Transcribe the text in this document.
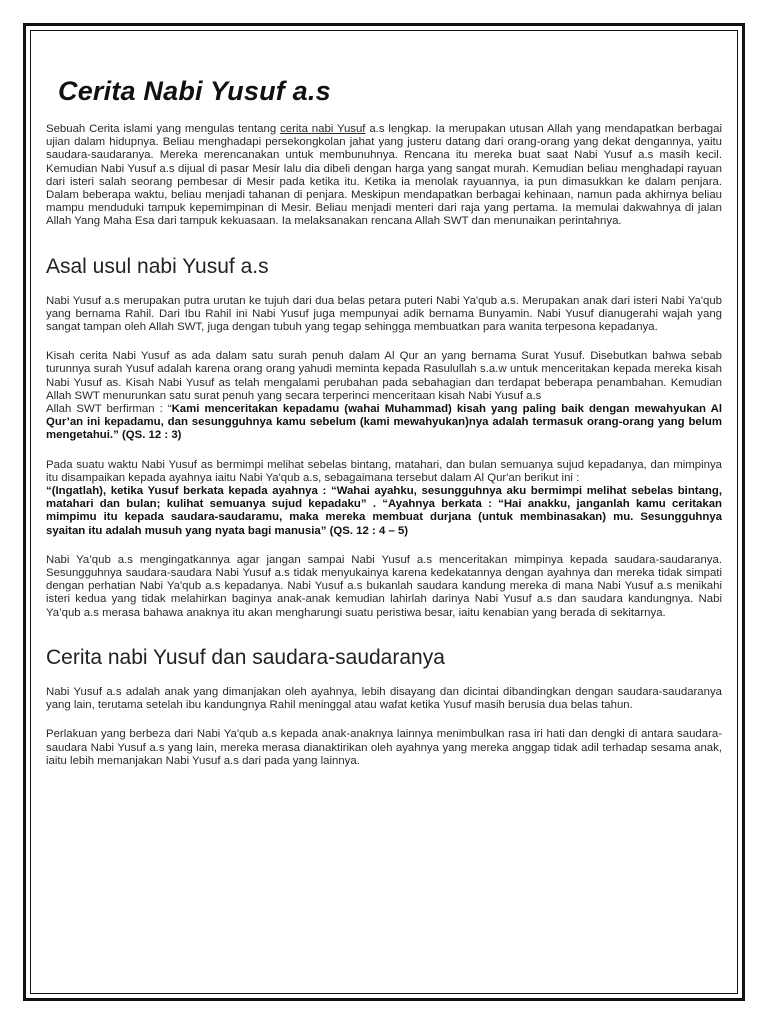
Cerita Nabi Yusuf a.s

Sebuah Cerita islami yang mengulas tentang cerita nabi Yusuf a.s lengkap. Ia merupakan utusan Allah yang mendapatkan berbagai ujian dalam hidupnya. Beliau menghadapi persekongkolan jahat yang justeru datang dari orang-orang yang dekat dengannya, yaitu saudara-saudaranya. Mereka merencanakan untuk membunuhnya. Rencana itu mereka buat saat Nabi Yusuf a.s masih kecil. Kemudian Nabi Yusuf a.s dijual di pasar Mesir lalu dia dibeli dengan harga yang sangat murah. Kemudian beliau menghadapi rayuan dari isteri salah seorang pembesar di Mesir pada ketika itu. Ketika ia menolak rayuannya, ia pun dimasukkan ke dalam penjara. Dalam beberapa waktu, beliau menjadi tahanan di penjara. Meskipun mendapatkan berbagai kehinaan, namun pada akhirnya beliau mampu menduduki tampuk kepemimpinan di Mesir. Beliau menjadi menteri dari raja yang pertama. Ia memulai dakwahnya di jalan Allah Yang Maha Esa dari tampuk kekuasaan. Ia melaksanakan rencana Allah SWT dan menunaikan perintahnya.

Asal usul nabi Yusuf a.s

Nabi Yusuf a.s merupakan putra urutan ke tujuh dari dua belas petara puteri Nabi Ya'qub a.s. Merupakan anak dari isteri Nabi Ya'qub yang bernama Rahil. Dari Ibu Rahil ini Nabi Yusuf juga mempunyai adik bernama Bunyamin. Nabi Yusuf dianugerahi wajah yang sangat tampan oleh Allah SWT, juga dengan tubuh yang tegap sehingga membuatkan para wanita terpesona kepadanya.

Kisah cerita Nabi Yusuf as ada dalam satu surah penuh dalam Al Qur an yang bernama Surat Yusuf. Disebutkan bahwa sebab turunnya surah Yusuf adalah karena orang orang yahudi meminta kepada Rasulullah s.a.w untuk menceritakan kepada mereka kisah Nabi Yusuf as. Kisah Nabi Yusuf as telah mengalami perubahan pada sebahagian dan terdapat beberapa penambahan. Kemudian Allah SWT menurunkan satu surat penuh yang secara terperinci menceritaan kisah Nabi Yusuf a.s
Allah SWT berfirman : “Kami menceritakan kepadamu (wahai Muhammad) kisah yang paling baik dengan mewahyukan Al Qur’an ini kepadamu, dan sesungguhnya kamu sebelum (kami mewahyukan)nya adalah termasuk orang-orang yang belum mengetahui.” (QS. 12 : 3)

Pada suatu waktu Nabi Yusuf as bermimpi melihat sebelas bintang, matahari, dan bulan semuanya sujud kepadanya, dan mimpinya itu disampaikan kepada ayahnya iaitu Nabi Ya'qub a.s, sebagaimana tersebut dalam Al Qur'an berikut ini :
“(Ingatlah), ketika Yusuf berkata kepada ayahnya : “Wahai ayahku, sesungguhnya aku bermimpi melihat sebelas bintang, matahari dan bulan; kulihat semuanya sujud kepadaku” . “Ayahnya berkata : “Hai anakku, janganlah kamu ceritakan mimpimu itu kepada saudara-saudaramu, maka mereka membuat durjana (untuk membinasakan) mu. Sesungguhnya syaitan itu adalah musuh yang nyata bagi manusia” (QS. 12 : 4 – 5)

Nabi Ya’qub a.s mengingatkannya agar jangan sampai Nabi Yusuf a.s menceritakan mimpinya kepada saudara-saudaranya. Sesungguhnya saudara-saudara Nabi Yusuf a.s tidak menyukainya karena kedekatannya dengan ayahnya dan mereka tidak simpati dengan perhatian Nabi Ya'qub a.s kepadanya. Nabi Yusuf a.s bukanlah saudara kandung mereka di mana Nabi Yusuf a.s menikahi isteri kedua yang tidak melahirkan baginya anak-anak kemudian lahirlah darinya Nabi Yusuf a.s dan saudara kandungnya. Nabi Ya’qub a.s merasa bahawa anaknya itu akan mengharungi suatu peristiwa besar, iaitu kenabian yang berada di sekitarnya.

Cerita nabi Yusuf dan saudara-saudaranya

Nabi Yusuf a.s adalah anak yang dimanjakan oleh ayahnya, lebih disayang dan dicintai dibandingkan dengan saudara-saudaranya yang lain, terutama setelah ibu kandungnya Rahil meninggal atau wafat ketika Yusuf masih berusia dua belas tahun.

Perlakuan yang berbeza dari Nabi Ya'qub a.s kepada anak-anaknya lainnya menimbulkan rasa iri hati dan dengki di antara saudara-saudara Nabi Yusuf a.s yang lain, mereka merasa dianaktirikan oleh ayahnya yang mereka anggap tidak adil terhadap sesama anak, iaitu lebih memanjakan Nabi Yusuf a.s dari pada yang lainnya.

* Task brief *
Show every line in the records above that contains the word "bermimpi".

* Task solution *
Pada suatu waktu Nabi Yusuf as bermimpi melihat sebelas bintang, matahari, dan bulan semuanya sujud kepadanya, dan mimpinya itu disampaikan kepada ayahnya iaitu Nabi Ya'qub a.s, sebagaimana tersebut dalam Al Qur'an berikut ini :
“(Ingatlah), ketika Yusuf berkata kepada ayahnya : “Wahai ayahku, sesungguhnya aku bermimpi melihat sebelas bintang, matahari dan bulan; kulihat semuanya sujud kepadaku” . “Ayahnya berkata : “Hai anakku, janganlah kamu ceritakan mimpimu itu kepada saudara-saudaramu, maka mereka membuat durjana (untuk membinasakan) mu. Sesungguhnya syaitan itu adalah musuh yang nyata bagi manusia” (QS. 12 : 4 – 5)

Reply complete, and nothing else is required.